** Required work **
Answer with one number: the count of lines in this material that hold the word "title".

** Task material **
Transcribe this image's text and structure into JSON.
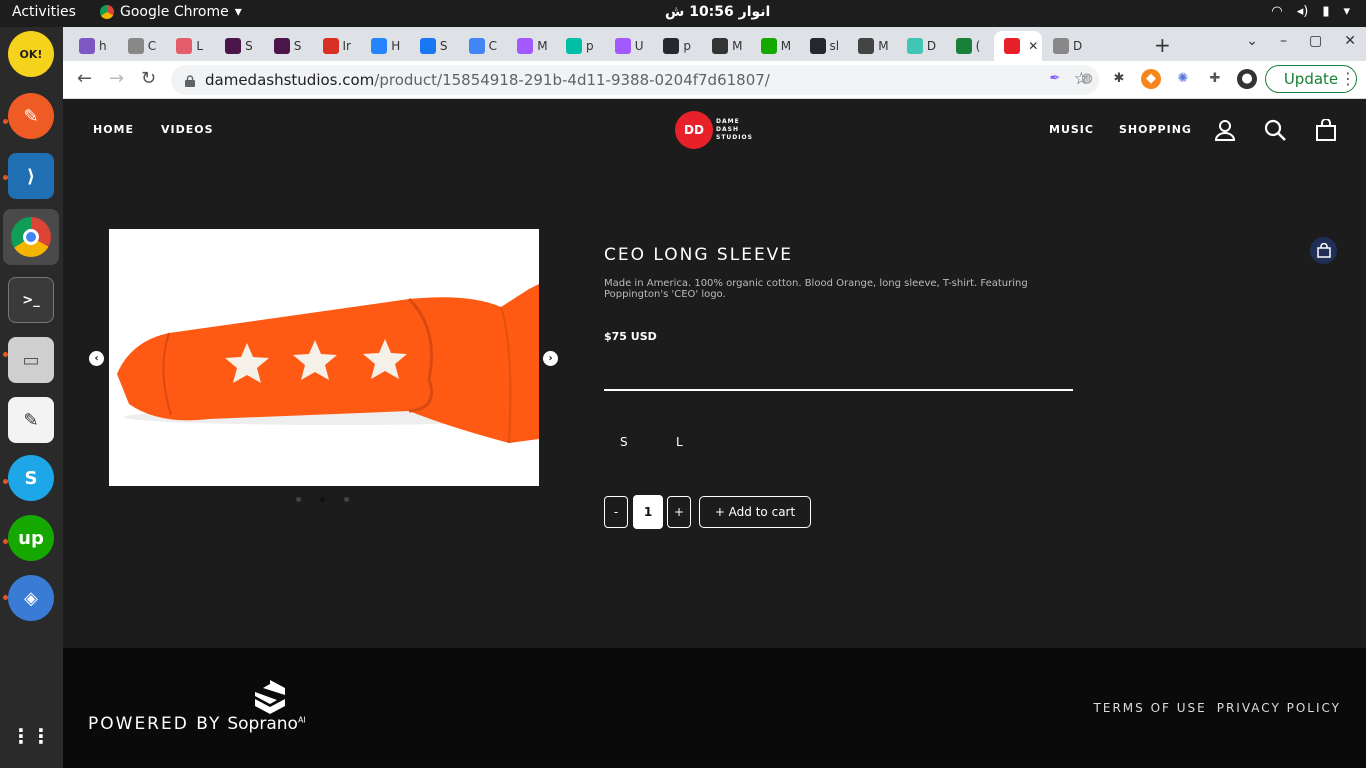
{
  "desktop": {
    "activities": "Activities",
    "app_name": "Google Chrome",
    "clock": "انوار 10:56 ش"
  },
  "browser": {
    "tabs": [
      "h",
      "C",
      "L",
      "S",
      "S",
      "Ir",
      "H",
      "S",
      "C",
      "M",
      "p",
      "U",
      "p",
      "M",
      "M",
      "sl",
      "M",
      "D",
      "(",
      "",
      "D"
    ],
    "url_domain": "damedashstudios.com",
    "url_path": "/product/15854918-291b-4d11-9388-0204f7d61807/",
    "update_label": "Update"
  },
  "site": {
    "nav_left": [
      "HOME",
      "VIDEOS"
    ],
    "nav_right": [
      "MUSIC",
      "SHOPPING"
    ],
    "logo_lines": [
      "DAME",
      "DASH",
      "STUDIOS"
    ]
  },
  "product": {
    "title": "CEO LONG SLEEVE",
    "description": "Made in America. 100% organic cotton. Blood Orange, long sleeve, T-shirt. Featuring Poppington's 'CEO' logo.",
    "price": "$75 USD",
    "sizes": [
      "S",
      "L"
    ],
    "qty_minus": "-",
    "qty_value": "1",
    "qty_plus": "+",
    "add_to_cart": "+ Add to cart",
    "color": "#ff5a14"
  },
  "footer": {
    "powered_by": "POWERED BY",
    "brand": "Soprano",
    "brand_sup": "AI",
    "links": [
      "TERMS OF USE",
      "PRIVACY POLICY"
    ]
  }
}
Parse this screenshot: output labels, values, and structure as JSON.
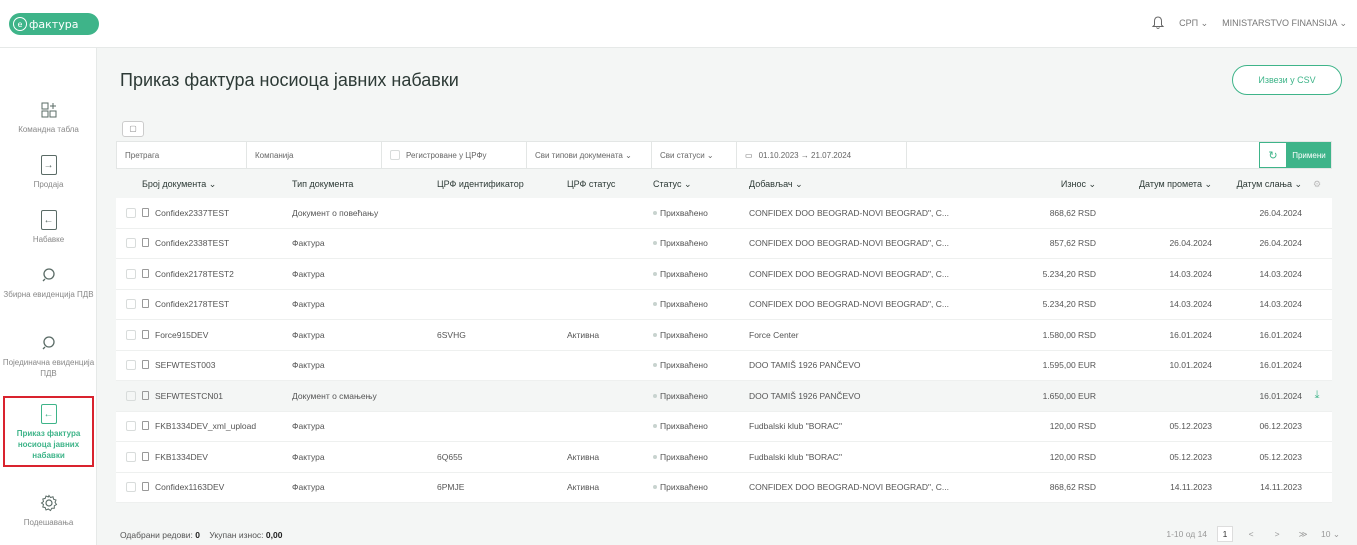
{
  "logo": {
    "circle": "е",
    "text": "фактура"
  },
  "top": {
    "lang": "СРП ⌄",
    "org": "MINISTARSTVO FINANSIJA ⌄"
  },
  "sidebar": {
    "items": [
      {
        "label": "Командна табла"
      },
      {
        "label": "Продаја"
      },
      {
        "label": "Набавке"
      },
      {
        "label": "Збирна евиденција ПДВ"
      },
      {
        "label": "Појединачна евиденција ПДВ"
      },
      {
        "label": "Приказ фактура носиоца јавних набавки"
      },
      {
        "label": "Подешавања"
      }
    ]
  },
  "page": {
    "title": "Приказ фактура носиоца јавних набавки",
    "csv_label": "Извези у CSV"
  },
  "filters": {
    "search": "Претрага",
    "company": "Компанија",
    "registered": "Регистроване у ЦРФу",
    "doc_types": "Сви типови докумената ⌄",
    "statuses": "Сви статуси ⌄",
    "date_range": "01.10.2023 → 21.07.2024",
    "apply": "Примени"
  },
  "table": {
    "headers": [
      "Број документа ⌄",
      "Тип документа",
      "ЦРФ идентификатор",
      "ЦРФ статус",
      "Статус ⌄",
      "Добављач ⌄",
      "Износ ⌄",
      "Датум промета ⌄",
      "Датум слања ⌄"
    ],
    "rows": [
      {
        "no": "Confidex2337TEST",
        "type": "Документ о повећању",
        "crf": "",
        "crf_status": "",
        "status": "Прихваћено",
        "supplier": "CONFIDEX DOO BEOGRAD-NOVI BEOGRAD\", C...",
        "amount": "868,62 RSD",
        "turnover": "",
        "sent": "26.04.2024"
      },
      {
        "no": "Confidex2338TEST",
        "type": "Фактура",
        "crf": "",
        "crf_status": "",
        "status": "Прихваћено",
        "supplier": "CONFIDEX DOO BEOGRAD-NOVI BEOGRAD\", C...",
        "amount": "857,62 RSD",
        "turnover": "26.04.2024",
        "sent": "26.04.2024"
      },
      {
        "no": "Confidex2178TEST2",
        "type": "Фактура",
        "crf": "",
        "crf_status": "",
        "status": "Прихваћено",
        "supplier": "CONFIDEX DOO BEOGRAD-NOVI BEOGRAD\", C...",
        "amount": "5.234,20 RSD",
        "turnover": "14.03.2024",
        "sent": "14.03.2024"
      },
      {
        "no": "Confidex2178TEST",
        "type": "Фактура",
        "crf": "",
        "crf_status": "",
        "status": "Прихваћено",
        "supplier": "CONFIDEX DOO BEOGRAD-NOVI BEOGRAD\", C...",
        "amount": "5.234,20 RSD",
        "turnover": "14.03.2024",
        "sent": "14.03.2024"
      },
      {
        "no": "Force915DEV",
        "type": "Фактура",
        "crf": "6SVHG",
        "crf_status": "Активна",
        "status": "Прихваћено",
        "supplier": "Force Center",
        "amount": "1.580,00 RSD",
        "turnover": "16.01.2024",
        "sent": "16.01.2024"
      },
      {
        "no": "SEFWTEST003",
        "type": "Фактура",
        "crf": "",
        "crf_status": "",
        "status": "Прихваћено",
        "supplier": "DOO TAMIŠ 1926 PANČEVO",
        "amount": "1.595,00 EUR",
        "turnover": "10.01.2024",
        "sent": "16.01.2024"
      },
      {
        "no": "SEFWTESTCN01",
        "type": "Документ о смањењу",
        "crf": "",
        "crf_status": "",
        "status": "Прихваћено",
        "supplier": "DOO TAMIŠ 1926 PANČEVO",
        "amount": "1.650,00 EUR",
        "turnover": "",
        "sent": "16.01.2024"
      },
      {
        "no": "FKB1334DEV_xml_upload",
        "type": "Фактура",
        "crf": "",
        "crf_status": "",
        "status": "Прихваћено",
        "supplier": "Fudbalski klub \"BORAC\"",
        "amount": "120,00 RSD",
        "turnover": "05.12.2023",
        "sent": "06.12.2023"
      },
      {
        "no": "FKB1334DEV",
        "type": "Фактура",
        "crf": "6Q655",
        "crf_status": "Активна",
        "status": "Прихваћено",
        "supplier": "Fudbalski klub \"BORAC\"",
        "amount": "120,00 RSD",
        "turnover": "05.12.2023",
        "sent": "05.12.2023"
      },
      {
        "no": "Confidex1163DEV",
        "type": "Фактура",
        "crf": "6PMJE",
        "crf_status": "Активна",
        "status": "Прихваћено",
        "supplier": "CONFIDEX DOO BEOGRAD-NOVI BEOGRAD\", C...",
        "amount": "868,62 RSD",
        "turnover": "14.11.2023",
        "sent": "14.11.2023"
      }
    ]
  },
  "footer": {
    "selected_label": "Одабрани редови:",
    "selected_value": "0",
    "total_label": "Укупан износ:",
    "total_value": "0,00"
  },
  "pager": {
    "range": "1-10 од 14",
    "page": "1",
    "prev": "<",
    "next": ">",
    "last": "≫",
    "size": "10 ⌄"
  }
}
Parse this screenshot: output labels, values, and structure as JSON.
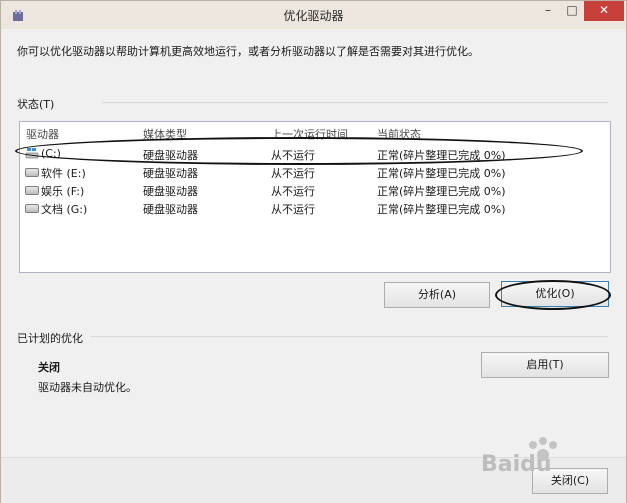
{
  "window": {
    "title": "优化驱动器"
  },
  "description": "你可以优化驱动器以帮助计算机更高效地运行，或者分析驱动器以了解是否需要对其进行优化。",
  "status": {
    "label": "状态(T)",
    "columns": [
      "驱动器",
      "媒体类型",
      "上一次运行时间",
      "当前状态"
    ],
    "rows": [
      {
        "drive": "(C:)",
        "media": "硬盘驱动器",
        "last_run": "从不运行",
        "status": "正常(碎片整理已完成 0%)",
        "icon": "windows-drive-icon"
      },
      {
        "drive": "软件 (E:)",
        "media": "硬盘驱动器",
        "last_run": "从不运行",
        "status": "正常(碎片整理已完成 0%)",
        "icon": "hard-drive-icon"
      },
      {
        "drive": "娱乐 (F:)",
        "media": "硬盘驱动器",
        "last_run": "从不运行",
        "status": "正常(碎片整理已完成 0%)",
        "icon": "hard-drive-icon"
      },
      {
        "drive": "文档 (G:)",
        "media": "硬盘驱动器",
        "last_run": "从不运行",
        "status": "正常(碎片整理已完成 0%)",
        "icon": "hard-drive-icon"
      }
    ]
  },
  "buttons": {
    "analyze": "分析(A)",
    "optimize": "优化(O)"
  },
  "scheduled": {
    "label": "已计划的优化",
    "state": "关闭",
    "detail": "驱动器未自动优化。",
    "enable_button": "启用(T)"
  },
  "footer": {
    "close_button": "关闭(C)"
  },
  "watermark": "Baidu"
}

** Full solution **
3